### Work to be completed
Every line below that holds the string "this" should be copied out.

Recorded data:
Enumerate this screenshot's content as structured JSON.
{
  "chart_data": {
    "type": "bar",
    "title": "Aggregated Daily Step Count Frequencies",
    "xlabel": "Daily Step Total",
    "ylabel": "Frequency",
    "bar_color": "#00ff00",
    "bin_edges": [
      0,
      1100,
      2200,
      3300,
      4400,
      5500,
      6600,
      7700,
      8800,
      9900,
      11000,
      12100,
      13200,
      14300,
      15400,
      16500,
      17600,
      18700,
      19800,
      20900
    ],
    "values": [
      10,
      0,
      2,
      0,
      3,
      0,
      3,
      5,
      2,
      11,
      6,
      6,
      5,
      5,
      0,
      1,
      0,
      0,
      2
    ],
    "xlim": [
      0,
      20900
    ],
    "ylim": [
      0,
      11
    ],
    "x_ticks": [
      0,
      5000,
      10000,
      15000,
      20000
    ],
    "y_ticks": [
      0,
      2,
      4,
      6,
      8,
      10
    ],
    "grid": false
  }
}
==
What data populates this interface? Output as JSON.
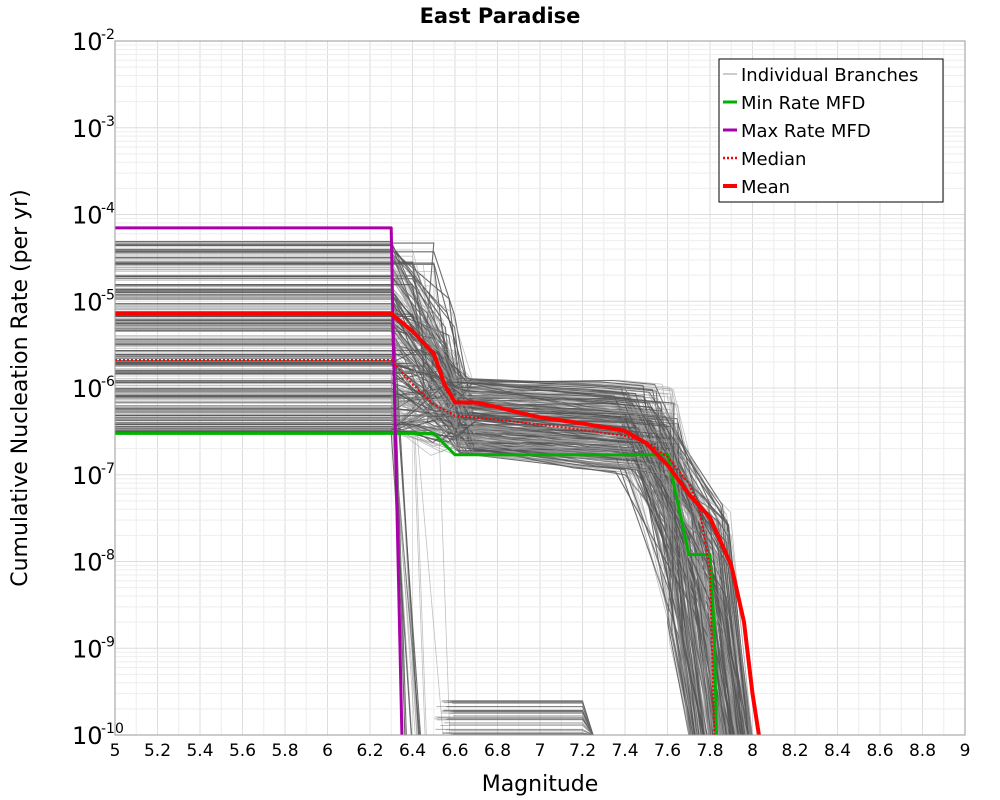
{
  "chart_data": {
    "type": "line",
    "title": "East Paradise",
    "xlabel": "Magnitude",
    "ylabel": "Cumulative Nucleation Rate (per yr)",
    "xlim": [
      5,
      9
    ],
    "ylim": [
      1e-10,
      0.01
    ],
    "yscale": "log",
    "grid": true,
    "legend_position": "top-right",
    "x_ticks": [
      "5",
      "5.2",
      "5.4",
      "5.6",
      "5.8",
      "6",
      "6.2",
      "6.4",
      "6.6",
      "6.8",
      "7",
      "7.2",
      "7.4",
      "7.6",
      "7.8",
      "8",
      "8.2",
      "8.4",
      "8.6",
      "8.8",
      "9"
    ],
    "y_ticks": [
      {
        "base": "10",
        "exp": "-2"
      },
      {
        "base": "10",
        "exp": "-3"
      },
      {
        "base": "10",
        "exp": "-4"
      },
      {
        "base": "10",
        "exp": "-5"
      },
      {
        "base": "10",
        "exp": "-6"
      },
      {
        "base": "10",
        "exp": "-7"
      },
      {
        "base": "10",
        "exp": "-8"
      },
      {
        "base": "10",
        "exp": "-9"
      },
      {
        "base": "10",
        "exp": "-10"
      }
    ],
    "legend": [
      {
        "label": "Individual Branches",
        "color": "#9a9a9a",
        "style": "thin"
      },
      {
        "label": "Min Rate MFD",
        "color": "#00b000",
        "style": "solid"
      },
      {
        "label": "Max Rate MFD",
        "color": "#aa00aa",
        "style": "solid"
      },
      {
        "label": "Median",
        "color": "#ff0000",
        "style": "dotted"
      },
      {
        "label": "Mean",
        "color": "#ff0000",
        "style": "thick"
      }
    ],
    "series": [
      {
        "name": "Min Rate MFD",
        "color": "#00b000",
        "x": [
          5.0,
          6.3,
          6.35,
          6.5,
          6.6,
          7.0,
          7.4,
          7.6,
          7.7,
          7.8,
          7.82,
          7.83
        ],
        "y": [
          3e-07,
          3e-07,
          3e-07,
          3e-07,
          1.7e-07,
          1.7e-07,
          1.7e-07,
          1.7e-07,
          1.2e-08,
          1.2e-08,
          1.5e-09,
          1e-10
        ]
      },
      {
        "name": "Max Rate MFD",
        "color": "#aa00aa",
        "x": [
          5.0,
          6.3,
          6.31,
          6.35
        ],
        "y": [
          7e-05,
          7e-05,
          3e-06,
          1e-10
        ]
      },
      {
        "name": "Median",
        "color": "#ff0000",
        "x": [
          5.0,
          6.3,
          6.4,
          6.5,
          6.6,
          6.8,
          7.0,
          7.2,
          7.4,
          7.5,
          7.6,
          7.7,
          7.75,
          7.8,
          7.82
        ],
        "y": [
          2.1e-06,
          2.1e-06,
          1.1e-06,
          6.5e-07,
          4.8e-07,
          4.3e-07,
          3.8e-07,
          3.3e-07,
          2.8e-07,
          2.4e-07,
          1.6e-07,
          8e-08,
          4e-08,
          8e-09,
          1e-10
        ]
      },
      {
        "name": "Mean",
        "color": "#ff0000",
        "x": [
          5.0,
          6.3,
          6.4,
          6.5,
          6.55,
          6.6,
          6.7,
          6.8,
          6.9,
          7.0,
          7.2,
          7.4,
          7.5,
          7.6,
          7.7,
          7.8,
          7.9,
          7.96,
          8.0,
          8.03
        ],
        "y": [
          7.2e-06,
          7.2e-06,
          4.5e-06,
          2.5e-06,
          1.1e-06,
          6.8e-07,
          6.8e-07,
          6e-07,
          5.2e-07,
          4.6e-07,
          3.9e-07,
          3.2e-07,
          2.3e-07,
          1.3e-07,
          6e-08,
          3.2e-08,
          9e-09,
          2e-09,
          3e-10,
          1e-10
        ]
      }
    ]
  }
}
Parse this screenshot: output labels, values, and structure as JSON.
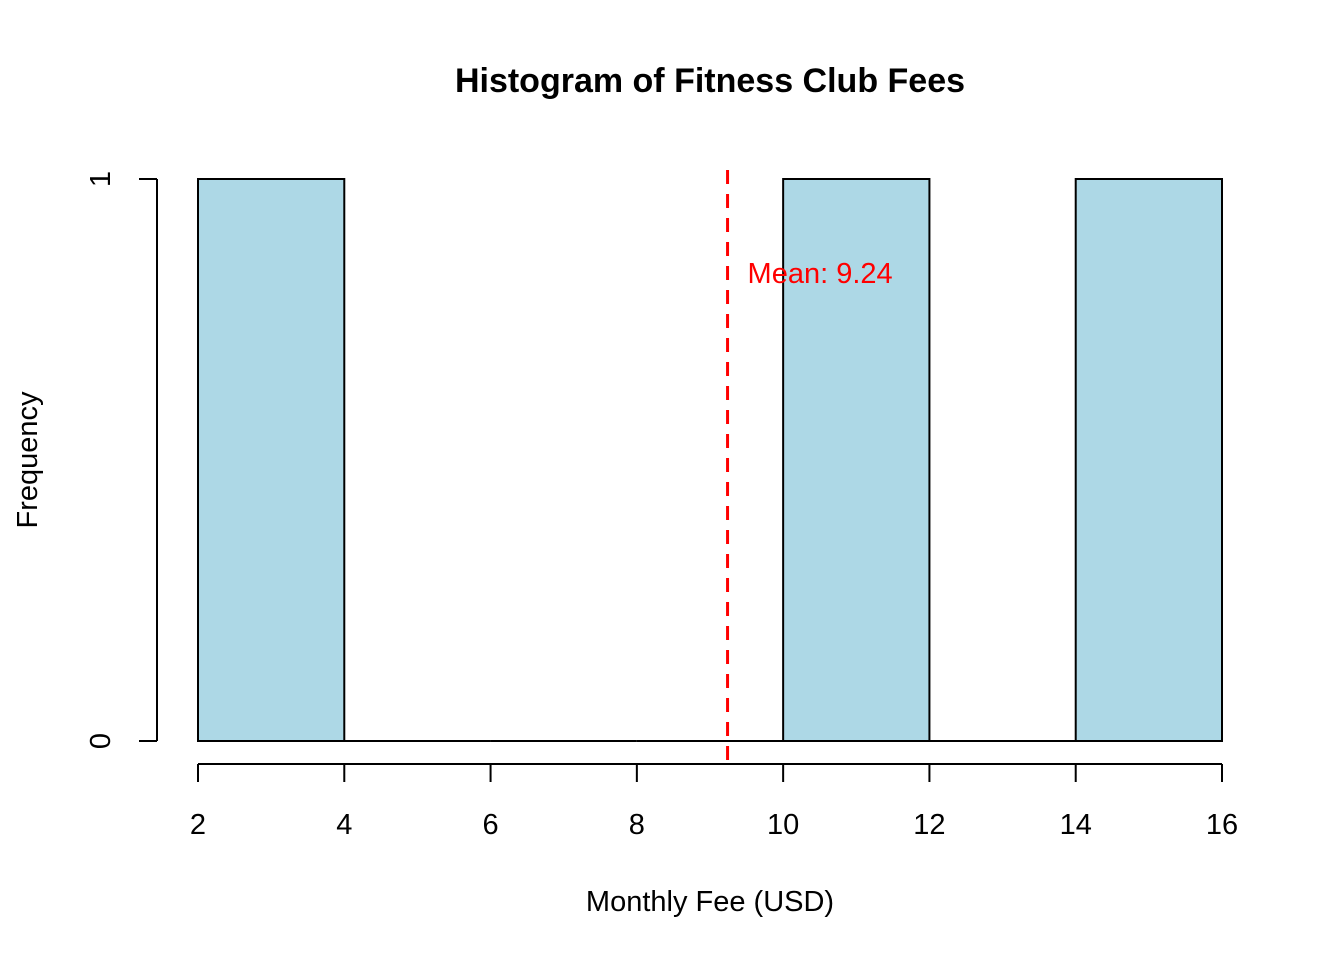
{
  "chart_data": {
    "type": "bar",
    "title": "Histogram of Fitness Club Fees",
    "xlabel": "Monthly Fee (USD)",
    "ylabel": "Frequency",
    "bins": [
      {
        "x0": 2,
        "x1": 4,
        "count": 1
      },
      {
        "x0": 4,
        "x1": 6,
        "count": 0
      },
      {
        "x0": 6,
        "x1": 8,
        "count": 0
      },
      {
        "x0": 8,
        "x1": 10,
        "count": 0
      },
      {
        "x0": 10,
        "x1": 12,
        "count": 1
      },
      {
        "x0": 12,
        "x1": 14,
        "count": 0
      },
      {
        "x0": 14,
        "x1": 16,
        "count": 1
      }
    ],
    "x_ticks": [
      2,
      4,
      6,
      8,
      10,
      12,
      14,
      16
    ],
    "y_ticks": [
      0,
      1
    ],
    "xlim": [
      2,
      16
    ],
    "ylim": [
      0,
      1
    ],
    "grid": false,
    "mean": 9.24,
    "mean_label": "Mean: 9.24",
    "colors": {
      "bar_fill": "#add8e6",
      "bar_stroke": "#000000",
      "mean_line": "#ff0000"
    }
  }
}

### Exercise solution
Enumerate this screenshot's content as structured JSON.
What data populates this interface? Output as JSON.
Parse this screenshot: output labels, values, and structure as JSON.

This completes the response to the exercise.